Document excerpt:

-- START --

This has been something players immediately clamored for. Because of Nightingale’s always-online framework of dedicated servers hosting realms, it’s clear the developers underestimated players’ desire to play offline and host realms on their own. This is especially true when not long after Nightingale’s launch, Inflexion games clarified that an offline mode was coming very soon.

It’s likely offline mode will arrive much sooner than Nightingale’s 1.0 launch, so that’s certainly a good thing. Part of the problem with a game like this always being online is people playing from outside the U.S. are experiencing high ping just playing by themselves. That just doesn’t cut it for a survival crafting game.

Optimization

The forest biome in the evening in Nightingale
Image Source: Inflexion Games via Twinfinite

Nightingale uses Unreal Engine 5 alongside a lot of the engine’s powerful visual technology. Technology like Lumen, a powerful global illumination where sun and moonlight bathe the world in light and color that bounces realistically. While a performance hit would be expected using these technologies, the frame rate dips far too often.

My gaming laptop struggles to keep the game running at a consistent 60fps at 1440p on settings that are far below max. Even worse is when enemies are spawning in and fighting because it’s in those moments that the frame rate tanks far below 60.

For example, it looks poor when you climb the Fae towers fight enemies as you do so. In those moments, the performance is even lower than in the lush outside world, and that need to be improved come launch. Ultimately, Nightingale should be able to run well for everyone, not just those who have the hardware to run DLSS 3.0’s frame generation. Especially after Inflexion Games dropped support for FSR3’s more accessible frame generation.

Crafting Quality of Life

In Nightingale, you’re going to be doing a lot of crafting and that’s all well and good. The problem arises when you discover that the materials needed to craft anything have to come from your own inventory. Miraculously, crafting doesn’t take into account what you have stored in storage. Which is a quality-of-life feature that Palworld and Enshrouded had from day one.

-- END --

Task requirements: In the Nightingale excerpt, which game engine does Nightingale use?

Extracted records:
-- START --

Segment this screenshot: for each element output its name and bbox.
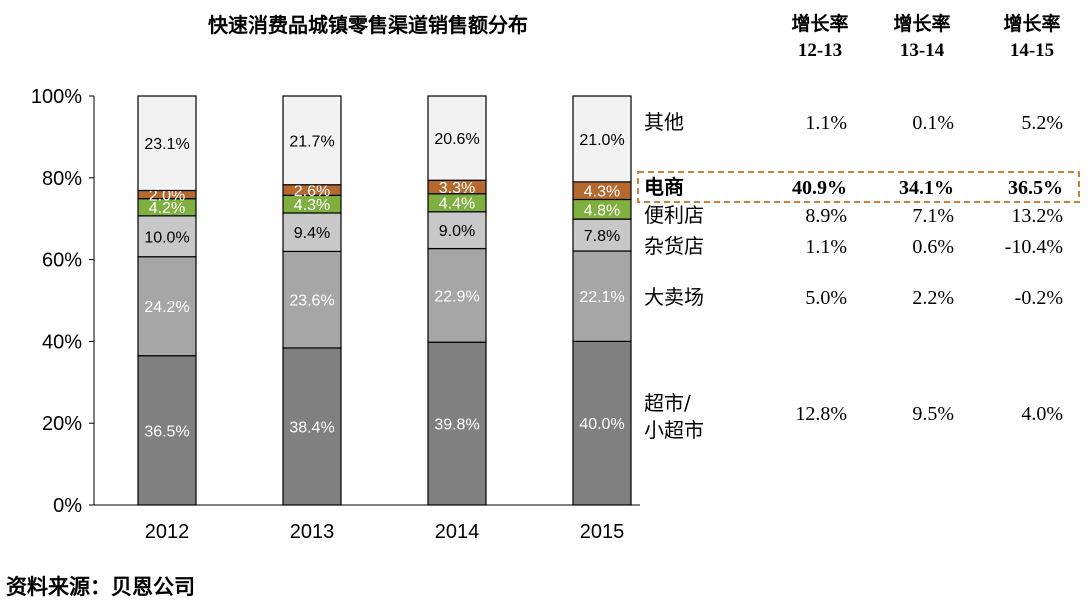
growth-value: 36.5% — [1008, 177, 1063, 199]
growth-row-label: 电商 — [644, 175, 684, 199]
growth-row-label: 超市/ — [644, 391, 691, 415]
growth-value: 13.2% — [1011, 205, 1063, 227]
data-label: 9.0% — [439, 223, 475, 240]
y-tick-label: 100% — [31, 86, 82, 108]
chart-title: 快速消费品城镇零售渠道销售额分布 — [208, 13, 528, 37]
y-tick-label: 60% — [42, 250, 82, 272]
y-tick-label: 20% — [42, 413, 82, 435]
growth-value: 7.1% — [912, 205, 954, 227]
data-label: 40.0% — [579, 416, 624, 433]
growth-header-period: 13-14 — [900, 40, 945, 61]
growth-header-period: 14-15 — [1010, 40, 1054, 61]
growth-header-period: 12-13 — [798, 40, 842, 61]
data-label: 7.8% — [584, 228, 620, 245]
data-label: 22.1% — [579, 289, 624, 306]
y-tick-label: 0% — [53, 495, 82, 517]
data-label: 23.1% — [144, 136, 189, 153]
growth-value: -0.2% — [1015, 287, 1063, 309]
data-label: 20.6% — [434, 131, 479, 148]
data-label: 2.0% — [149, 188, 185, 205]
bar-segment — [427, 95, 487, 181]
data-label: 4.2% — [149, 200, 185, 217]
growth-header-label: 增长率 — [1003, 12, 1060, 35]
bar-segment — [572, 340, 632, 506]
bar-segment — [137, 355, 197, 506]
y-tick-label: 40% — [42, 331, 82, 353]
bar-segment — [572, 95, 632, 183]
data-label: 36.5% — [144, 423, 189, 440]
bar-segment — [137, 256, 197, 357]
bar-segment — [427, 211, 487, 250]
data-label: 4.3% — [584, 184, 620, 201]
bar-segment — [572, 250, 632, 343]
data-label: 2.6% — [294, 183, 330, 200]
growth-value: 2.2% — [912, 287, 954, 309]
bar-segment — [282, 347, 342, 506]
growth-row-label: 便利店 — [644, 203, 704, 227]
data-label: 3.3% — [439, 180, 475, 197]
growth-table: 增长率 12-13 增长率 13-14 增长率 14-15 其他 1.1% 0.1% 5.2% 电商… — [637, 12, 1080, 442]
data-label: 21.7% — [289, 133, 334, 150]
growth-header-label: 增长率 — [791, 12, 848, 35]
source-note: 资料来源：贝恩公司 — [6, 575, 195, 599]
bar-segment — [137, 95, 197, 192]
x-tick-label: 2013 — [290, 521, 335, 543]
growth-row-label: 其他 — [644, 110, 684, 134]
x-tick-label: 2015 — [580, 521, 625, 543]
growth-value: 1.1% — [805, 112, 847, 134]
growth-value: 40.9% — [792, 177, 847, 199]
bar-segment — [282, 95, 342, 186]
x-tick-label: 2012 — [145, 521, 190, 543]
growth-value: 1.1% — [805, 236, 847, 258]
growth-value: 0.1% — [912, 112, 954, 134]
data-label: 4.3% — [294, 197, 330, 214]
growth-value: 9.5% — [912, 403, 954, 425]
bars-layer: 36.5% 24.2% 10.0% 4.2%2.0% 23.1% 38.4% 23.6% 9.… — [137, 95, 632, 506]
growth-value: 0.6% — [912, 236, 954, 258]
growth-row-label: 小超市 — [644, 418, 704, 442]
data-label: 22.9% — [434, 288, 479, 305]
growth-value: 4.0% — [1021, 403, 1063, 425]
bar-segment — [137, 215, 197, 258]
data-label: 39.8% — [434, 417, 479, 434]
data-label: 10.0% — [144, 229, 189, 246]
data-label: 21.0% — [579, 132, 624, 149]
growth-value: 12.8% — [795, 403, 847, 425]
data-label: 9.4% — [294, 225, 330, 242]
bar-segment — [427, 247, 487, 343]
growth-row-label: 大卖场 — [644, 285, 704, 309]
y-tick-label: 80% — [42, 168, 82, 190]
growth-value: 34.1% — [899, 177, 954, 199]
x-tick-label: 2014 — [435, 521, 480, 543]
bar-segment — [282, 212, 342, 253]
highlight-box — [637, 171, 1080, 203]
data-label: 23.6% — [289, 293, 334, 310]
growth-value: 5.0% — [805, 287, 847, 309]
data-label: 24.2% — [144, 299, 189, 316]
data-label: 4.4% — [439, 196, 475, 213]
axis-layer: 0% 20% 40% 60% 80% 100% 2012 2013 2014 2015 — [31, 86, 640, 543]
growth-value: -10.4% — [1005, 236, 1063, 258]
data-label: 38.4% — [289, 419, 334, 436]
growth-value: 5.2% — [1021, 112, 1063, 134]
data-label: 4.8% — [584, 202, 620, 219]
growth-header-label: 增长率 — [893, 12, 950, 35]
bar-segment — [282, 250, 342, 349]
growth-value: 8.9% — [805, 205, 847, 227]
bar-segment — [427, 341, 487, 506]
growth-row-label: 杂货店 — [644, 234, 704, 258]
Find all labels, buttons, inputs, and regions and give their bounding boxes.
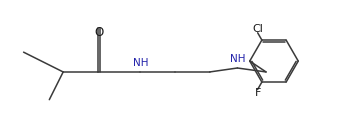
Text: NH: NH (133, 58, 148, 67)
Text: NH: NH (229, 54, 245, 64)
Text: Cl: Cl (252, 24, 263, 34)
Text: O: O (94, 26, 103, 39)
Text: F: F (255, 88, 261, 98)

-- END --

Written solution: Unreal Engine 5.